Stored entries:
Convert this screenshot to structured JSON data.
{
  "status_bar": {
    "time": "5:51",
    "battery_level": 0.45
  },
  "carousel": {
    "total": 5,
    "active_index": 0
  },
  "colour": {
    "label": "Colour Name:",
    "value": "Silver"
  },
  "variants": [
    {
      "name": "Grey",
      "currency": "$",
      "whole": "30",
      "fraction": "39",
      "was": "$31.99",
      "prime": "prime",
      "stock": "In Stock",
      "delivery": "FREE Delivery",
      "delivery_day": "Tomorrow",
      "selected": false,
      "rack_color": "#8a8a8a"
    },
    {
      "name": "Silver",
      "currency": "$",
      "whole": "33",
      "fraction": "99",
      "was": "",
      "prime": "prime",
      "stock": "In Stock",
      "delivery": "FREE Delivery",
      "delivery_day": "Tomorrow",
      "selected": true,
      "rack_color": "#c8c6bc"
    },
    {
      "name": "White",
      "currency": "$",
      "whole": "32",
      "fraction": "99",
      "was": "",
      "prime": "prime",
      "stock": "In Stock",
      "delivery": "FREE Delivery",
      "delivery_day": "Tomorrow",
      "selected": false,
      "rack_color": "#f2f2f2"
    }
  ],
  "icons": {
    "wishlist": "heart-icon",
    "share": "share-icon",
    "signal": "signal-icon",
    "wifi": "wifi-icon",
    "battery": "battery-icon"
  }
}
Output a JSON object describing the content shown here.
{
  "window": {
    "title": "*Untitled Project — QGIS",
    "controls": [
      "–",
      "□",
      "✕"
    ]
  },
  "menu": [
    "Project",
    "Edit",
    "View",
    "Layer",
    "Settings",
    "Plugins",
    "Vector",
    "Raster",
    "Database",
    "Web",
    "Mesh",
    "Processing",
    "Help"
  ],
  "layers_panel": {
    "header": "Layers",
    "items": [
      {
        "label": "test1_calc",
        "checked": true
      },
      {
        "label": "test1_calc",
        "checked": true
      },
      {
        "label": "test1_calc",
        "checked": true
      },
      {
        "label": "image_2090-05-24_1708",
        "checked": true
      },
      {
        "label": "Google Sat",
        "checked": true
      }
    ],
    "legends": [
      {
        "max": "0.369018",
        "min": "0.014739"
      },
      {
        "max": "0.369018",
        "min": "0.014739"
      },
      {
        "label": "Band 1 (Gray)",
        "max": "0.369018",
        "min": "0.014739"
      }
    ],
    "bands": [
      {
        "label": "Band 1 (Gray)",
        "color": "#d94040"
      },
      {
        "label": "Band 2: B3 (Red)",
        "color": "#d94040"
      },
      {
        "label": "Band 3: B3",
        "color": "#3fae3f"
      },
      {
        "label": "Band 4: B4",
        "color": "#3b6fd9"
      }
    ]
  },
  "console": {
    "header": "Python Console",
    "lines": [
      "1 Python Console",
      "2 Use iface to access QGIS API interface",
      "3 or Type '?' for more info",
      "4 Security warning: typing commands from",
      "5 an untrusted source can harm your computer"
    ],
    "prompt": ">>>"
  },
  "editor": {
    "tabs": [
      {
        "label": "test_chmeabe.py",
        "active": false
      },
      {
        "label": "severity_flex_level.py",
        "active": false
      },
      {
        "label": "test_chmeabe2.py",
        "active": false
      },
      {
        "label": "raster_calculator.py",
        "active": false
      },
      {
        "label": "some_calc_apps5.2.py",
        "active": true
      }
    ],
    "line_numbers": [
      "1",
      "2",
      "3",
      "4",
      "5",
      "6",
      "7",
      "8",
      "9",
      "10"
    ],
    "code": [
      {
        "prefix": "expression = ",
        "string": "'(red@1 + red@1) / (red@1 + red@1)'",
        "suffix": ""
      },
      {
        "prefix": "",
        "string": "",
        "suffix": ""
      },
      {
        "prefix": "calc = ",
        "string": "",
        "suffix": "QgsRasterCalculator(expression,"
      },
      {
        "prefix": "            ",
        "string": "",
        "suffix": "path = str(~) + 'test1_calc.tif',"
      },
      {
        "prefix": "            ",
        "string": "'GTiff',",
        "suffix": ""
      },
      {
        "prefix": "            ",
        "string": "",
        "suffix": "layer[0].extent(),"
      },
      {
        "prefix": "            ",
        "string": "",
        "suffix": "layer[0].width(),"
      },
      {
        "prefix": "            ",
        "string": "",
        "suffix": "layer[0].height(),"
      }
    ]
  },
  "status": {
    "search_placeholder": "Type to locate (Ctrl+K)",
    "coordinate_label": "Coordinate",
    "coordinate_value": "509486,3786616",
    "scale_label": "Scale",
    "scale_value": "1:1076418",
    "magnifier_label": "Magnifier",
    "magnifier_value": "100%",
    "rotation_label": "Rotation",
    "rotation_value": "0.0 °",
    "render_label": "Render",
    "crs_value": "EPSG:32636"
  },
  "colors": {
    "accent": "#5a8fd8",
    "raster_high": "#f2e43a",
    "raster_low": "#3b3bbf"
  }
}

### GIVEN EXERCISE
Reproduce the material precisely, including every line.

### RESULT FOR THIS TASK
Convert this screenshot to structured JSON data.
{
  "status_bar": {
    "time": "5:51",
    "battery_level": 0.45
  },
  "carousel": {
    "total": 5,
    "active_index": 0
  },
  "colour": {
    "label": "Colour Name:",
    "value": "Silver"
  },
  "variants": [
    {
      "name": "Grey",
      "currency": "$",
      "whole": "30",
      "fraction": "39",
      "was": "$31.99",
      "prime": "prime",
      "stock": "In Stock",
      "delivery": "FREE Delivery",
      "delivery_day": "Tomorrow",
      "selected": false,
      "rack_color": "#8a8a8a"
    },
    {
      "name": "Silver",
      "currency": "$",
      "whole": "33",
      "fraction": "99",
      "was": "",
      "prime": "prime",
      "stock": "In Stock",
      "delivery": "FREE Delivery",
      "delivery_day": "Tomorrow",
      "selected": true,
      "rack_color": "#c8c6bc"
    },
    {
      "name": "White",
      "currency": "$",
      "whole": "32",
      "fraction": "99",
      "was": "",
      "prime": "prime",
      "stock": "In Stock",
      "delivery": "FREE Delivery",
      "delivery_day": "Tomorrow",
      "selected": false,
      "rack_color": "#f2f2f2"
    }
  ],
  "icons": {
    "wishlist": "heart-icon",
    "share": "share-icon",
    "signal": "signal-icon",
    "wifi": "wifi-icon",
    "battery": "battery-icon"
  }
}
Output a JSON object describing the content shown here.
{
  "window": {
    "title": "*Untitled Project — QGIS",
    "controls": [
      "–",
      "□",
      "✕"
    ]
  },
  "menu": [
    "Project",
    "Edit",
    "View",
    "Layer",
    "Settings",
    "Plugins",
    "Vector",
    "Raster",
    "Database",
    "Web",
    "Mesh",
    "Processing",
    "Help"
  ],
  "layers_panel": {
    "header": "Layers",
    "items": [
      {
        "label": "test1_calc",
        "checked": true
      },
      {
        "label": "test1_calc",
        "checked": true
      },
      {
        "label": "test1_calc",
        "checked": true
      },
      {
        "label": "image_2090-05-24_1708",
        "checked": true
      },
      {
        "label": "Google Sat",
        "checked": true
      }
    ],
    "legends": [
      {
        "max": "0.369018",
        "min": "0.014739"
      },
      {
        "max": "0.369018",
        "min": "0.014739"
      },
      {
        "label": "Band 1 (Gray)",
        "max": "0.369018",
        "min": "0.014739"
      }
    ],
    "bands": [
      {
        "label": "Band 1 (Gray)",
        "color": "#d94040"
      },
      {
        "label": "Band 2: B3 (Red)",
        "color": "#d94040"
      },
      {
        "label": "Band 3: B3",
        "color": "#3fae3f"
      },
      {
        "label": "Band 4: B4",
        "color": "#3b6fd9"
      }
    ]
  },
  "console": {
    "header": "Python Console",
    "lines": [
      "1 Python Console",
      "2 Use iface to access QGIS API interface",
      "3 or Type '?' for more info",
      "4 Security warning: typing commands from",
      "5 an untrusted source can harm your computer"
    ],
    "prompt": ">>>"
  },
  "editor": {
    "tabs": [
      {
        "label": "test_chmeabe.py",
        "active": false
      },
      {
        "label": "severity_flex_level.py",
        "active": false
      },
      {
        "label": "test_chmeabe2.py",
        "active": false
      },
      {
        "label": "raster_calculator.py",
        "active": false
      },
      {
        "label": "some_calc_apps5.2.py",
        "active": true
      }
    ],
    "line_numbers": [
      "1",
      "2",
      "3",
      "4",
      "5",
      "6",
      "7",
      "8",
      "9",
      "10"
    ],
    "code": [
      {
        "prefix": "expression = ",
        "string": "'(red@1 + red@1) / (red@1 + red@1)'",
        "suffix": ""
      },
      {
        "prefix": "",
        "string": "",
        "suffix": ""
      },
      {
        "prefix": "calc = ",
        "string": "",
        "suffix": "QgsRasterCalculator(expression,"
      },
      {
        "prefix": "            ",
        "string": "",
        "suffix": "path = str(~) + 'test1_calc.tif',"
      },
      {
        "prefix": "            ",
        "string": "'GTiff',",
        "suffix": ""
      },
      {
        "prefix": "            ",
        "string": "",
        "suffix": "layer[0].extent(),"
      },
      {
        "prefix": "            ",
        "string": "",
        "suffix": "layer[0].width(),"
      },
      {
        "prefix": "            ",
        "string": "",
        "suffix": "layer[0].height(),"
      }
    ]
  },
  "status": {
    "search_placeholder": "Type to locate (Ctrl+K)",
    "coordinate_label": "Coordinate",
    "coordinate_value": "509486,3786616",
    "scale_label": "Scale",
    "scale_value": "1:1076418",
    "magnifier_label": "Magnifier",
    "magnifier_value": "100%",
    "rotation_label": "Rotation",
    "rotation_value": "0.0 °",
    "render_label": "Render",
    "crs_value": "EPSG:32636"
  },
  "colors": {
    "accent": "#5a8fd8",
    "raster_high": "#f2e43a",
    "raster_low": "#3b3bbf"
  }
}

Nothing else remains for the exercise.